Set exercise → Reproduce every one of the following entries verbatim, line for line, keeping all characters, spacing, and coordinates unchanged.

Record list →
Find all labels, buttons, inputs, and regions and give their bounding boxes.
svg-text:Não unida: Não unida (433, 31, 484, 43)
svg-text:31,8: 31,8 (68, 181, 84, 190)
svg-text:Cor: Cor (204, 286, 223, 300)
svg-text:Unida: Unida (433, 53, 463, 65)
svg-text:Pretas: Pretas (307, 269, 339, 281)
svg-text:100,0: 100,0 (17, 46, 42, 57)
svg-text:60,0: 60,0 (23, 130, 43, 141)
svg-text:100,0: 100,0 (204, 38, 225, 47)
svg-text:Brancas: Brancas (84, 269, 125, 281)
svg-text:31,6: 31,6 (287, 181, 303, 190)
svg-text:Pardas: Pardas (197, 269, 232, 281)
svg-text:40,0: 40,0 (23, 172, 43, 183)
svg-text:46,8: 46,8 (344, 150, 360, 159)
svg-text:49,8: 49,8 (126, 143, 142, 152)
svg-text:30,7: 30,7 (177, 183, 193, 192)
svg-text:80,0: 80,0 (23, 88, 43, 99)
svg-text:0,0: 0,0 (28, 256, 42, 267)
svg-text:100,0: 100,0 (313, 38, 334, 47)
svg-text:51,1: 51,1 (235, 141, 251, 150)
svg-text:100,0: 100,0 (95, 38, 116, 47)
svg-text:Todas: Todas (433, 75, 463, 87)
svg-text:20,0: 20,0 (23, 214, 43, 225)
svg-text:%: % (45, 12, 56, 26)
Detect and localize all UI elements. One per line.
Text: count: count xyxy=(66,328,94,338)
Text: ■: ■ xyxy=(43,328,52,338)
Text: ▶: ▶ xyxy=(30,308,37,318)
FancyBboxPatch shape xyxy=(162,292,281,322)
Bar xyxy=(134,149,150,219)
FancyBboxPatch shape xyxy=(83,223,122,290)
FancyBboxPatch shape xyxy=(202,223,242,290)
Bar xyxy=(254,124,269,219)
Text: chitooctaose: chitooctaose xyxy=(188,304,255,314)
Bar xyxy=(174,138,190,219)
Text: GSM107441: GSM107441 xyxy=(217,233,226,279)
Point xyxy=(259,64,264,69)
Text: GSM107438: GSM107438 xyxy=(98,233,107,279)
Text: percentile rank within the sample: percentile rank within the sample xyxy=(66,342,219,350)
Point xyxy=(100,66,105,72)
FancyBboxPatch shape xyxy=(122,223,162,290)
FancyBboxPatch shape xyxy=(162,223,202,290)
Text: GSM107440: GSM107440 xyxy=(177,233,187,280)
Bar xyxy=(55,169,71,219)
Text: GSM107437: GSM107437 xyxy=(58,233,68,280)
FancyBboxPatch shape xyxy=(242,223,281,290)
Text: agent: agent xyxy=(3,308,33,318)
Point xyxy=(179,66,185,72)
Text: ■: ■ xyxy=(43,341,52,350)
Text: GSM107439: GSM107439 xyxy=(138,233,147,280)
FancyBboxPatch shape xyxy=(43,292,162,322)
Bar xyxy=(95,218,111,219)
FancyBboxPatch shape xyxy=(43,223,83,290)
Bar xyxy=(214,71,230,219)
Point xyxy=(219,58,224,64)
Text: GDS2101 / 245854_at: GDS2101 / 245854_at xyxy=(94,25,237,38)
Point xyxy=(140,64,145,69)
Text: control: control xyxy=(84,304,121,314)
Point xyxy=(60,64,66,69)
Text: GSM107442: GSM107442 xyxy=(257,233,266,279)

Finished exercise →
Find all labels, buttons, inputs, and regions and give their bounding boxes.
svg-text:Não unida: Não unida (433, 31, 484, 43)
svg-text:31,8: 31,8 (68, 181, 84, 190)
svg-text:Cor: Cor (204, 286, 223, 300)
svg-text:Unida: Unida (433, 53, 463, 65)
svg-text:Pretas: Pretas (307, 269, 339, 281)
svg-text:100,0: 100,0 (17, 46, 42, 57)
svg-text:60,0: 60,0 (23, 130, 43, 141)
svg-text:100,0: 100,0 (204, 38, 225, 47)
svg-text:Brancas: Brancas (84, 269, 125, 281)
svg-text:31,6: 31,6 (287, 181, 303, 190)
svg-text:Pardas: Pardas (197, 269, 232, 281)
svg-text:40,0: 40,0 (23, 172, 43, 183)
svg-text:46,8: 46,8 (344, 150, 360, 159)
svg-text:49,8: 49,8 (126, 143, 142, 152)
svg-text:30,7: 30,7 (177, 183, 193, 192)
svg-text:80,0: 80,0 (23, 88, 43, 99)
svg-text:0,0: 0,0 (28, 256, 42, 267)
svg-text:100,0: 100,0 (313, 38, 334, 47)
svg-text:51,1: 51,1 (235, 141, 251, 150)
svg-text:100,0: 100,0 (95, 38, 116, 47)
svg-text:Todas: Todas (433, 75, 463, 87)
svg-text:20,0: 20,0 (23, 214, 43, 225)
svg-text:%: % (45, 12, 56, 26)
Detect and localize all UI elements. One per line.
Text: count: count xyxy=(66,328,94,338)
Text: ■: ■ xyxy=(43,328,52,338)
Text: ▶: ▶ xyxy=(30,308,37,318)
FancyBboxPatch shape xyxy=(162,292,281,322)
Bar xyxy=(134,149,150,219)
FancyBboxPatch shape xyxy=(83,223,122,290)
FancyBboxPatch shape xyxy=(202,223,242,290)
Bar xyxy=(254,124,269,219)
Text: chitooctaose: chitooctaose xyxy=(188,304,255,314)
Bar xyxy=(174,138,190,219)
Text: GSM107441: GSM107441 xyxy=(217,233,226,279)
Point xyxy=(259,64,264,69)
Text: GSM107438: GSM107438 xyxy=(98,233,107,279)
Text: percentile rank within the sample: percentile rank within the sample xyxy=(66,342,219,350)
Point xyxy=(100,66,105,72)
FancyBboxPatch shape xyxy=(122,223,162,290)
FancyBboxPatch shape xyxy=(162,223,202,290)
Text: GSM107440: GSM107440 xyxy=(177,233,187,280)
Bar xyxy=(55,169,71,219)
Text: GSM107437: GSM107437 xyxy=(58,233,68,280)
FancyBboxPatch shape xyxy=(242,223,281,290)
Text: agent: agent xyxy=(3,308,33,318)
Point xyxy=(179,66,185,72)
Text: ■: ■ xyxy=(43,341,52,350)
Text: GSM107439: GSM107439 xyxy=(138,233,147,280)
FancyBboxPatch shape xyxy=(43,292,162,322)
Bar xyxy=(95,218,111,219)
FancyBboxPatch shape xyxy=(43,223,83,290)
Bar xyxy=(214,71,230,219)
Point xyxy=(219,58,224,64)
Text: GDS2101 / 245854_at: GDS2101 / 245854_at xyxy=(94,25,237,38)
Point xyxy=(140,64,145,69)
Text: control: control xyxy=(84,304,121,314)
Point xyxy=(60,64,66,69)
Text: GSM107442: GSM107442 xyxy=(257,233,266,279)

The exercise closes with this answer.